WHAT IS NEEDED: Word for word, copy all the data and drop the pictures.

INPUT:
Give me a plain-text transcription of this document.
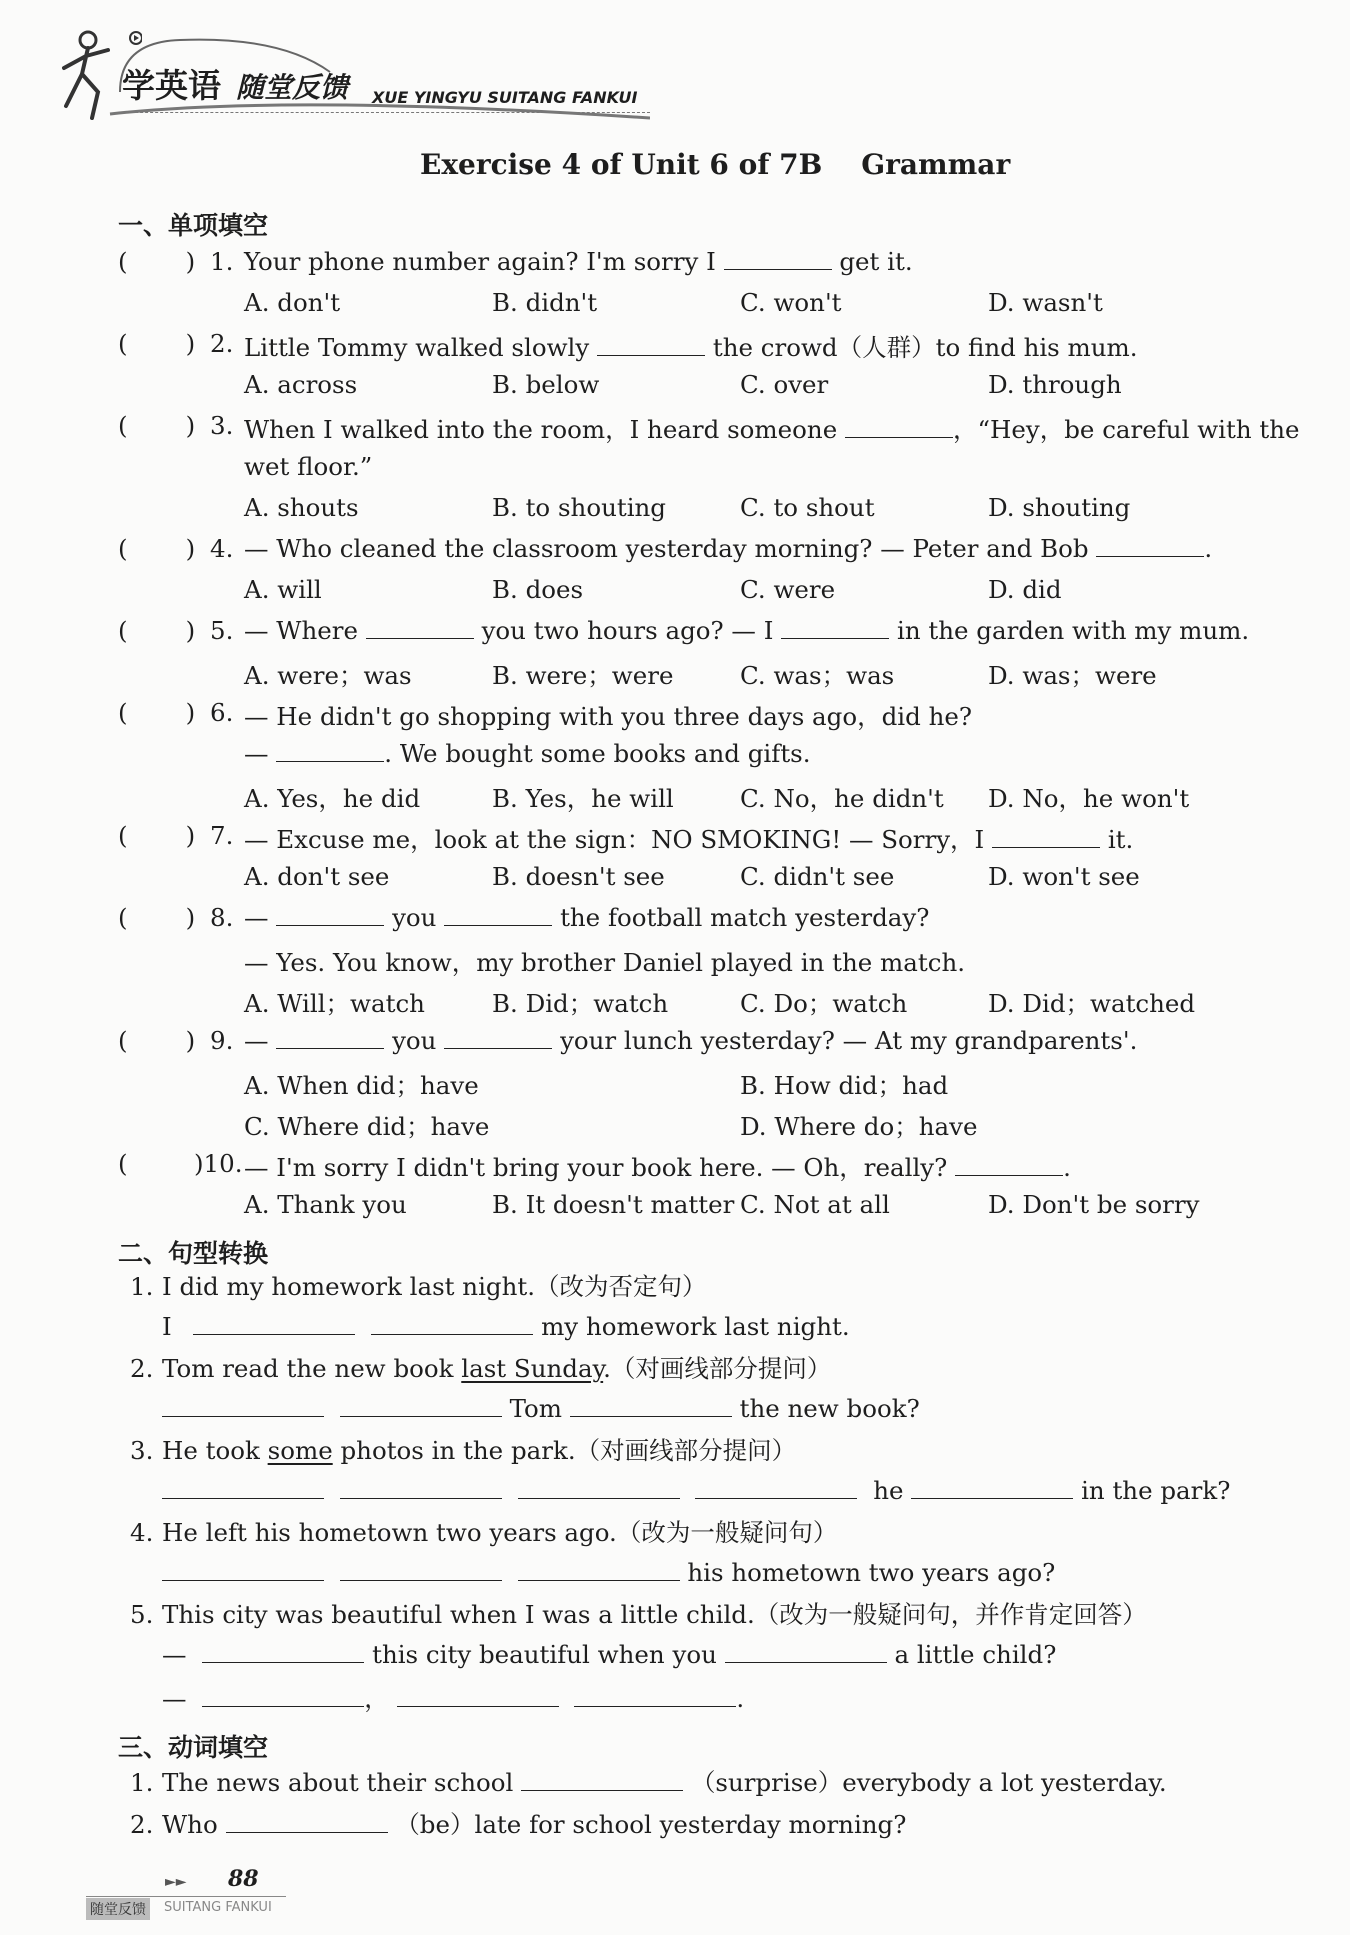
学英语 随堂反馈 XUE YINGYU SUITANG FANKUI
Exercise 4 of Unit 6 of 7B    Grammar
一、单项填空
( ) 1. Your phone number again? I'm sorry I	get it.
A. don't	B. didn't	C. won't	D. wasn't
( ) 2. Little Tommy walked slowly	the crowd（人群）to find his mum.
A. across	B. below	C. over	D. through
( ) 3. When I walked into the room，I heard someone	，“Hey，be careful with the
wet floor.”
A. shouts	B. to shouting	C. to shout	D. shouting
( ) 4. — Who cleaned the classroom yesterday morning? — Peter and Bob	.
A. will	B. does	C. were	D. did
( ) 5. — Where	you two hours ago? — I	in the garden with my mum.
A. were；was	B. were；were	C. was；was	D. was；were
( ) 6. — He didn't go shopping with you three days ago，did he?
—	. We bought some books and gifts.
A. Yes，he did	B. Yes，he will	C. No，he didn't D. No，he won't
( ) 7. — Excuse me，look at the sign：NO SMOKING! — Sorry，I	it.
A. don't see	B. doesn't see	C. didn't see	D. won't see
( ) 8. —	you	the football match yesterday?
— Yes. You know，my brother Daniel played in the match.
A. Will；watch	B. Did；watch	C. Do；watch	D. Did；watched
( ) 9. —	you	your lunch yesterday? — At my grandparents'.
A. When did；have	B. How did；had
C. Where did；have	D. Where do；have
(	)10. — I'm sorry I didn't bring your book here. — Oh，really?	.
A. Thank you	B. It doesn't matter C. Not at all	D. Don't be sorry
二、句型转换
1. I did my homework last night.（改为否定句）
I	my homework last night.
2. Tom read the new book last Sunday.（对画线部分提问）
Tom	the new book?
3. He took some photos in the park.（对画线部分提问）
he	in the park?
4. He left his hometown two years ago.（改为一般疑问句）
his hometown two years ago?
5. This city was beautiful when I was a little child.（改为一般疑问句，并作肯定回答）
—	this city beautiful when you	a little child?
—	，	.
三、动词填空
1. The news about their school	（surprise）everybody a lot yesterday.
2. Who	（be）late for school yesterday morning?
►► 88
随堂反馈	SUITANG FANKUI
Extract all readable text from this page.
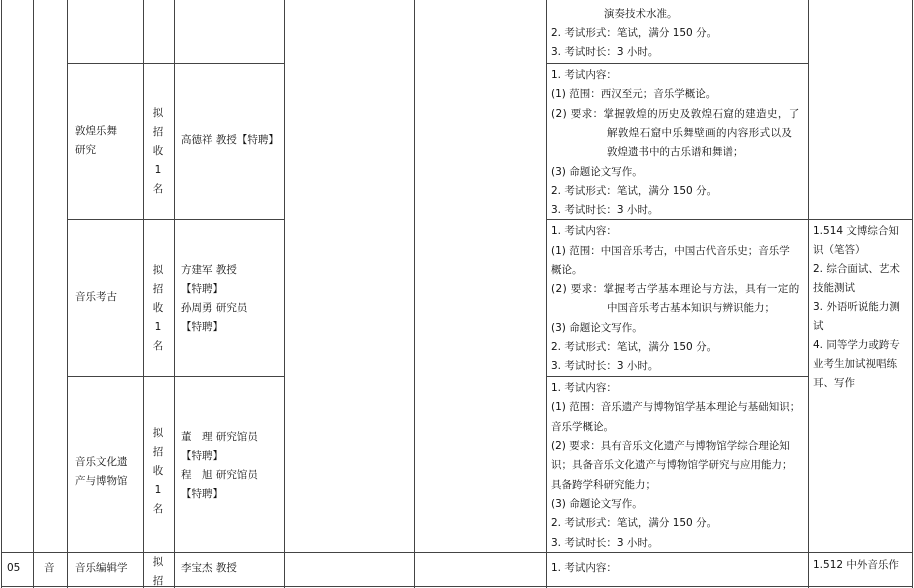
演奏技术水准。
2. 考试形式：笔试，满分 150 分。
3. 考试时长：3 小时。
敦煌乐舞
研究
拟招收1名
高德祥 教授【特聘】
1. 考试内容：
(1) 范围：西汉至元；音乐学概论。
(2) 要求：掌握敦煌的历史及敦煌石窟的建造史，了
解敦煌石窟中乐舞壁画的内容形式以及
敦煌遗书中的古乐谱和舞谱；
(3) 命题论文写作。
2. 考试形式：笔试，满分 150 分。
3. 考试时长：3 小时。
音乐考古
拟招收1名
方建军 教授
【特聘】
孙周勇 研究员
【特聘】
1. 考试内容：
(1) 范围：中国音乐考古，中国古代音乐史；音乐学
概论。
(2) 要求：掌握考古学基本理论与方法，具有一定的
中国音乐考古基本知识与辨识能力；
(3) 命题论文写作。
2. 考试形式：笔试，满分 150 分。
3. 考试时长：3 小时。
1.514 文博综合知
识（笔答）
2. 综合面试、艺术
技能测试
3. 外语听说能力测
试
4. 同等学力或跨专
业考生加试视唱练
耳、写作
音乐文化遗
产与博物馆
拟招收1名
董　理 研究馆员
【特聘】
程　旭 研究馆员
【特聘】
1. 考试内容：
(1) 范围：音乐遗产与博物馆学基本理论与基础知识；
音乐学概论。
(2) 要求：具有音乐文化遗产与博物馆学综合理论知
识；具备音乐文化遗产与博物馆学研究与应用能力；
具备跨学科研究能力；
(3) 命题论文写作。
2. 考试形式：笔试，满分 150 分。
3. 考试时长：3 小时。
05 音 音乐编辑学 拟招
李宝杰 教授	1. 考试内容：	1.512 中外音乐作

FINAL RESULT:
Give me a plain-text transcription of this document.
学英语 随堂反馈 XUE YINGYU SUITANG FANKUI
Exercise 4 of Unit 6 of 7B    Grammar
一、单项填空
( ) 1. Your phone number again? I'm sorry I	get it.
A. don't	B. didn't	C. won't	D. wasn't
( ) 2. Little Tommy walked slowly	the crowd（人群）to find his mum.
A. across	B. below	C. over	D. through
( ) 3. When I walked into the room，I heard someone	，“Hey，be careful with the
wet floor.”
A. shouts	B. to shouting	C. to shout	D. shouting
( ) 4. — Who cleaned the classroom yesterday morning? — Peter and Bob	.
A. will	B. does	C. were	D. did
( ) 5. — Where	you two hours ago? — I	in the garden with my mum.
A. were；was	B. were；were	C. was；was	D. was；were
( ) 6. — He didn't go shopping with you three days ago，did he?
—	. We bought some books and gifts.
A. Yes，he did	B. Yes，he will	C. No，he didn't D. No，he won't
( ) 7. — Excuse me，look at the sign：NO SMOKING! — Sorry，I	it.
A. don't see	B. doesn't see	C. didn't see	D. won't see
( ) 8. —	you	the football match yesterday?
— Yes. You know，my brother Daniel played in the match.
A. Will；watch	B. Did；watch	C. Do；watch	D. Did；watched
( ) 9. —	you	your lunch yesterday? — At my grandparents'.
A. When did；have	B. How did；had
C. Where did；have	D. Where do；have
(	)10. — I'm sorry I didn't bring your book here. — Oh，really?	.
A. Thank you	B. It doesn't matter C. Not at all	D. Don't be sorry
二、句型转换
1. I did my homework last night.（改为否定句）
I	my homework last night.
2. Tom read the new book last Sunday.（对画线部分提问）
Tom	the new book?
3. He took some photos in the park.（对画线部分提问）
he	in the park?
4. He left his hometown two years ago.（改为一般疑问句）
his hometown two years ago?
5. This city was beautiful when I was a little child.（改为一般疑问句，并作肯定回答）
—	this city beautiful when you	a little child?
—	，	.
三、动词填空
1. The news about their school	（surprise）everybody a lot yesterday.
2. Who	（be）late for school yesterday morning?
►► 88
随堂反馈	SUITANG FANKUI
Extract all readable text from this page.
演奏技术水准。
2. 考试形式：笔试，满分 150 分。
3. 考试时长：3 小时。
敦煌乐舞
研究
拟招收1名
高德祥 教授【特聘】
1. 考试内容：
(1) 范围：西汉至元；音乐学概论。
(2) 要求：掌握敦煌的历史及敦煌石窟的建造史，了
解敦煌石窟中乐舞壁画的内容形式以及
敦煌遗书中的古乐谱和舞谱；
(3) 命题论文写作。
2. 考试形式：笔试，满分 150 分。
3. 考试时长：3 小时。
音乐考古
拟招收1名
方建军 教授
【特聘】
孙周勇 研究员
【特聘】
1. 考试内容：
(1) 范围：中国音乐考古，中国古代音乐史；音乐学
概论。
(2) 要求：掌握考古学基本理论与方法，具有一定的
中国音乐考古基本知识与辨识能力；
(3) 命题论文写作。
2. 考试形式：笔试，满分 150 分。
3. 考试时长：3 小时。
1.514 文博综合知
识（笔答）
2. 综合面试、艺术
技能测试
3. 外语听说能力测
试
4. 同等学力或跨专
业考生加试视唱练
耳、写作
音乐文化遗
产与博物馆
拟招收1名
董　理 研究馆员
【特聘】
程　旭 研究馆员
【特聘】
1. 考试内容：
(1) 范围：音乐遗产与博物馆学基本理论与基础知识；
音乐学概论。
(2) 要求：具有音乐文化遗产与博物馆学综合理论知
识；具备音乐文化遗产与博物馆学研究与应用能力；
具备跨学科研究能力；
(3) 命题论文写作。
2. 考试形式：笔试，满分 150 分。
3. 考试时长：3 小时。
05 音 音乐编辑学 拟招
李宝杰 教授	1. 考试内容：	1.512 中外音乐作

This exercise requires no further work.